* Exercise instructions *
Will you extract the entries word for word? Images should not appear in the copy.

[Source records]
((

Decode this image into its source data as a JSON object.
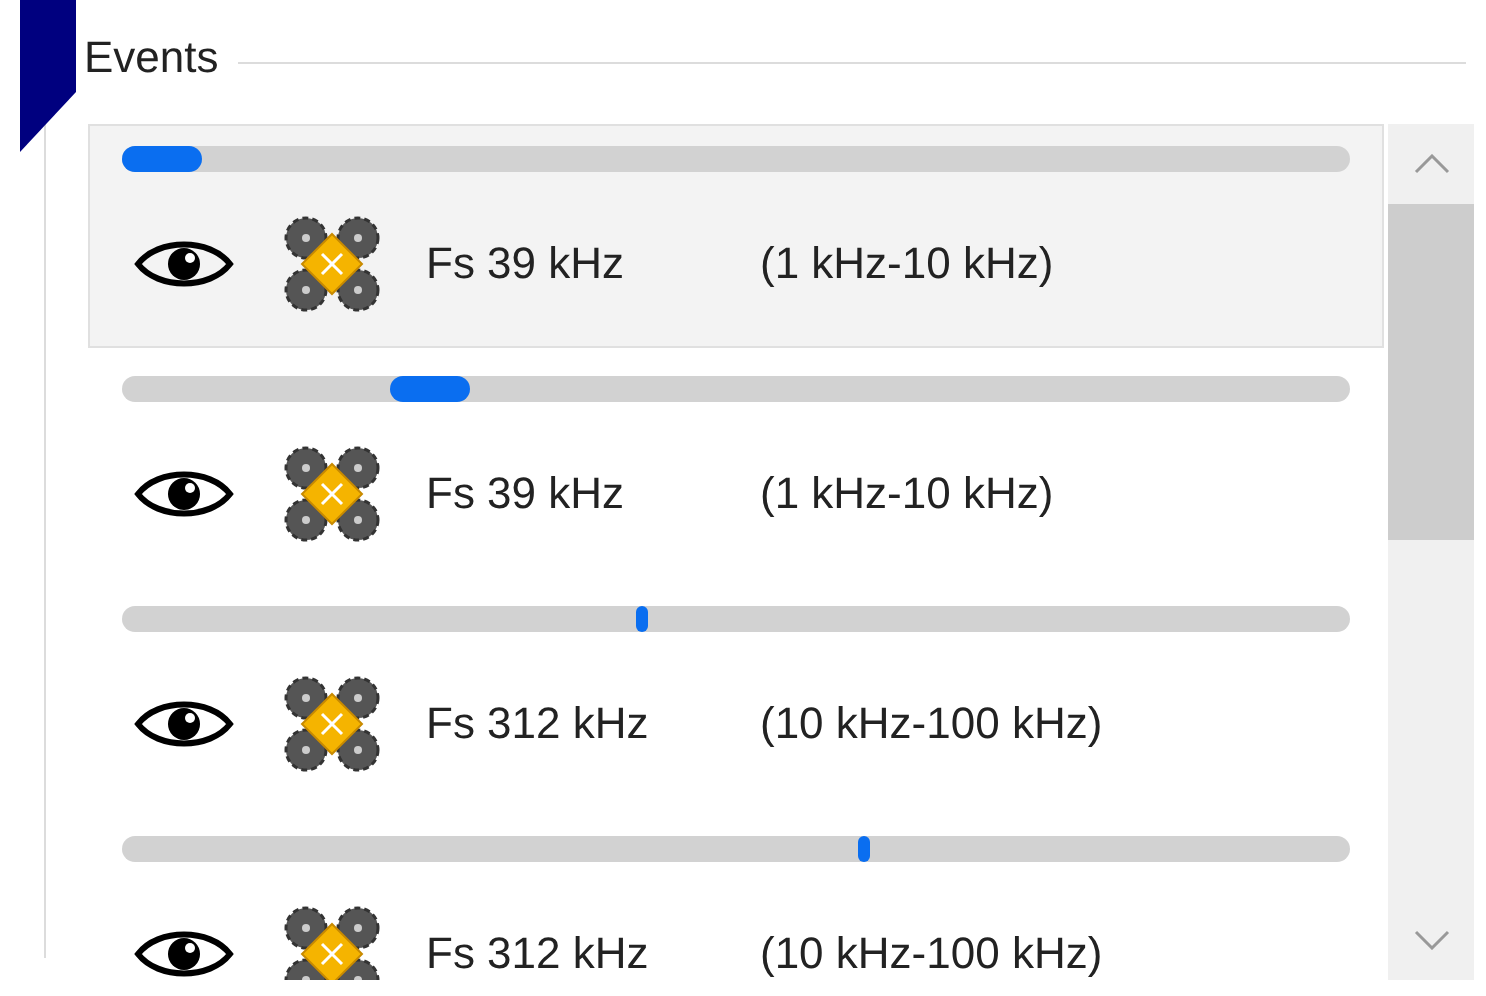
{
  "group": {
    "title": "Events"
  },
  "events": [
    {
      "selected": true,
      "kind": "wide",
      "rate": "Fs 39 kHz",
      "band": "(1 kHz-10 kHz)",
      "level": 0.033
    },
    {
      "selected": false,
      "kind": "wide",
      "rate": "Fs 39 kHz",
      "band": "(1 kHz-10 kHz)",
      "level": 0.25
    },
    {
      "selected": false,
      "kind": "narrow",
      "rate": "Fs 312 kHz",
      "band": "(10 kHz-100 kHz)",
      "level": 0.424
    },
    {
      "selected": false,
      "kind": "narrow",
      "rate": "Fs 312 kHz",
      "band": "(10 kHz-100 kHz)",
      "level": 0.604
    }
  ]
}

))

* Result below *
Decode this image into its source data as a JSON object.
{
  "group": {
    "title": "Events"
  },
  "events": [
    {
      "selected": true,
      "kind": "wide",
      "rate": "Fs 39 kHz",
      "band": "(1 kHz-10 kHz)",
      "level": 0.033
    },
    {
      "selected": false,
      "kind": "wide",
      "rate": "Fs 39 kHz",
      "band": "(1 kHz-10 kHz)",
      "level": 0.25
    },
    {
      "selected": false,
      "kind": "narrow",
      "rate": "Fs 312 kHz",
      "band": "(10 kHz-100 kHz)",
      "level": 0.424
    },
    {
      "selected": false,
      "kind": "narrow",
      "rate": "Fs 312 kHz",
      "band": "(10 kHz-100 kHz)",
      "level": 0.604
    }
  ]
}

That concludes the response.